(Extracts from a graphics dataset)

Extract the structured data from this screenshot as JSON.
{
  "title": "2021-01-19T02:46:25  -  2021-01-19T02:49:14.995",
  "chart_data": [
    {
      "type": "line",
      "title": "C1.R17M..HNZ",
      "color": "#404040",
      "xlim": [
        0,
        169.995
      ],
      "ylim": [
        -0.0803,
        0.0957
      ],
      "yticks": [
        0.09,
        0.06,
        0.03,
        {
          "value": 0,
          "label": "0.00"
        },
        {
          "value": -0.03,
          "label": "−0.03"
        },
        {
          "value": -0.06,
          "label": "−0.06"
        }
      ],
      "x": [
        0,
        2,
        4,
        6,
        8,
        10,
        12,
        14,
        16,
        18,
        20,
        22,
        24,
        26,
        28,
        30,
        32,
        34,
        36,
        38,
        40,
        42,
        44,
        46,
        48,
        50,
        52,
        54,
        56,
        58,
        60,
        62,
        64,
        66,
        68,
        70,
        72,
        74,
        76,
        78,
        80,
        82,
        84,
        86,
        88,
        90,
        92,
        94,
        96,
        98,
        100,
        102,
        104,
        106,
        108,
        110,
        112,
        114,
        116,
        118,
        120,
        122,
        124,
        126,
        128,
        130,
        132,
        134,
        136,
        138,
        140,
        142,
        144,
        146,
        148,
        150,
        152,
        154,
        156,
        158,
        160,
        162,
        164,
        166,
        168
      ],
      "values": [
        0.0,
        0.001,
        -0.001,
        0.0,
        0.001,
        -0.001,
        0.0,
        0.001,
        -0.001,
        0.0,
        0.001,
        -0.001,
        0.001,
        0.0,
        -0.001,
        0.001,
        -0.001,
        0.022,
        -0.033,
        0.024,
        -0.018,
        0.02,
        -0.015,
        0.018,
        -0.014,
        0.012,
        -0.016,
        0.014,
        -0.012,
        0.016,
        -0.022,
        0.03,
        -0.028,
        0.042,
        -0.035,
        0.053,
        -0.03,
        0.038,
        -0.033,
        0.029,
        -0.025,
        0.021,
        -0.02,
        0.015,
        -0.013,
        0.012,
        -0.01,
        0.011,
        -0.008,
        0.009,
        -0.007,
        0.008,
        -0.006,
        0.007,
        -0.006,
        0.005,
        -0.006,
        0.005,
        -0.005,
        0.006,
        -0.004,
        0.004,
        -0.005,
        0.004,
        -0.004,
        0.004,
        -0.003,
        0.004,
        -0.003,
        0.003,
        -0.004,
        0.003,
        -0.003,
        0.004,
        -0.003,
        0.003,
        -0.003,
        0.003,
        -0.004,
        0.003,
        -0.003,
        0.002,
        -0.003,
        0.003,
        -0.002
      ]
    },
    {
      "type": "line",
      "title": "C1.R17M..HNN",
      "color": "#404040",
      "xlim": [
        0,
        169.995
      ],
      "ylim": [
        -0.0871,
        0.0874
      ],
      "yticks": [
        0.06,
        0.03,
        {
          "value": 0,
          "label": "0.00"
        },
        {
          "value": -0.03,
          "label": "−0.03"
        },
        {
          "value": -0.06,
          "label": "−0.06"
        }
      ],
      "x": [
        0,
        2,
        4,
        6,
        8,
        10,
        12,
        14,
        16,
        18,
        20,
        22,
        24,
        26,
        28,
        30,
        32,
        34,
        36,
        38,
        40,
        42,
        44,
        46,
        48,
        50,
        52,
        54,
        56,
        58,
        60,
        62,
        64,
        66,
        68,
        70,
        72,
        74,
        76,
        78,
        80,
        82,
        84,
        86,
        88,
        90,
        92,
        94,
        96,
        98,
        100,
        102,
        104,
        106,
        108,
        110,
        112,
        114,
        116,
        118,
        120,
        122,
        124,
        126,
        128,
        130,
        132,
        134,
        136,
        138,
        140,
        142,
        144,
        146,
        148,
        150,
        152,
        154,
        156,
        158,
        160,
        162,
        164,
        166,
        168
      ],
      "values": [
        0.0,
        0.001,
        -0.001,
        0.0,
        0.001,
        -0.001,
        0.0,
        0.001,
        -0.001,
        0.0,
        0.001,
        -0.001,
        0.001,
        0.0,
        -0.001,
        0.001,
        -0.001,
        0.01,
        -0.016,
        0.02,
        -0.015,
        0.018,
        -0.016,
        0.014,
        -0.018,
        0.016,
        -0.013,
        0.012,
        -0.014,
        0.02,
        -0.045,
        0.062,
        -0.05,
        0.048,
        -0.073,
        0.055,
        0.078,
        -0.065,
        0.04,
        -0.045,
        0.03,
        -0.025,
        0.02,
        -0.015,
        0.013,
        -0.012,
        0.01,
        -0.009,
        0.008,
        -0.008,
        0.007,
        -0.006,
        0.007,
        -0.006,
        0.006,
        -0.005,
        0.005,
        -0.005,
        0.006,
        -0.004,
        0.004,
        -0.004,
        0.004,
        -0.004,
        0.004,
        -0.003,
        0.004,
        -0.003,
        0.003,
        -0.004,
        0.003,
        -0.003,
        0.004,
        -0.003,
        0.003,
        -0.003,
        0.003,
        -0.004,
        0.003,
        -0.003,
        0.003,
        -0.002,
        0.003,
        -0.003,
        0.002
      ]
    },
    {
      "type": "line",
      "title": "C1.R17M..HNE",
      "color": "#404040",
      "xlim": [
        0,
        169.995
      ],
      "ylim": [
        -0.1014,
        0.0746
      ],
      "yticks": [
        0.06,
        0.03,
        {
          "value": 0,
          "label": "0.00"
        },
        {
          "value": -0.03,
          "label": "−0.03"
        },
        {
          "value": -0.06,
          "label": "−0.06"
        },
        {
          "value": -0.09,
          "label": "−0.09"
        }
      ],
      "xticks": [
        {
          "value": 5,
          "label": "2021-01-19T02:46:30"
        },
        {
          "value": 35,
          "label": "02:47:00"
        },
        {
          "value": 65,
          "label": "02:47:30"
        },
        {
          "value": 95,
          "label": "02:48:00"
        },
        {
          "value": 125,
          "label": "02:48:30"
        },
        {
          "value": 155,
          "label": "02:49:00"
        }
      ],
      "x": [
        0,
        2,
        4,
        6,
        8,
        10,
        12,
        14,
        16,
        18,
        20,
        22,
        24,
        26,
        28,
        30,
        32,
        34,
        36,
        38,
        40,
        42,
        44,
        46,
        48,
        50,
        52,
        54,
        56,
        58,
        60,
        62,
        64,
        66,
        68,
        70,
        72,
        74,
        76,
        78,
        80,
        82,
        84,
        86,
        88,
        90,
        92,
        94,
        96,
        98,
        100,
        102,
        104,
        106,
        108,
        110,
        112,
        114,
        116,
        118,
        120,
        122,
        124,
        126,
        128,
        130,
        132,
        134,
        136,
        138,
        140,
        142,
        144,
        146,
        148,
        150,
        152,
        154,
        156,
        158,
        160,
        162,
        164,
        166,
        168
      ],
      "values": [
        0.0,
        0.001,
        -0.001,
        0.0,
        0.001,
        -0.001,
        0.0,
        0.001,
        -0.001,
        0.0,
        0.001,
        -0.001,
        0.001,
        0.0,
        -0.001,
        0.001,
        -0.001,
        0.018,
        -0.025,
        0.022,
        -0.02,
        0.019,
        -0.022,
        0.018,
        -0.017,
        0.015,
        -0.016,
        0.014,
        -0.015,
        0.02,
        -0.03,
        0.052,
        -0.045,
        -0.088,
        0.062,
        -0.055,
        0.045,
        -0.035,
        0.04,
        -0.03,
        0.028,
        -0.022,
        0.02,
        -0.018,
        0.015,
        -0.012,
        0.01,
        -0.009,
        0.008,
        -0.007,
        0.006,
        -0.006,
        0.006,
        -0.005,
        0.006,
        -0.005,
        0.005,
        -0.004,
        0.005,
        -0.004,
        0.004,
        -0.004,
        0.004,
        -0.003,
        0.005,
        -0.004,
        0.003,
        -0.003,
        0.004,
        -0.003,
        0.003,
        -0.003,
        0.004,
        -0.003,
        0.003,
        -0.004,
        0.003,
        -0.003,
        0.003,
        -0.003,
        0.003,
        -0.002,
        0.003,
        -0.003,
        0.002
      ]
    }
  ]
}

● **Given task**: Read the data above and pull out each line that holds the string "title".

● **In response**:
  "title": "2021-01-19T02:46:25  -  2021-01-19T02:49:14.995",
      "title": "C1.R17M..HNZ",
      "title": "C1.R17M..HNN",
      "title": "C1.R17M..HNE",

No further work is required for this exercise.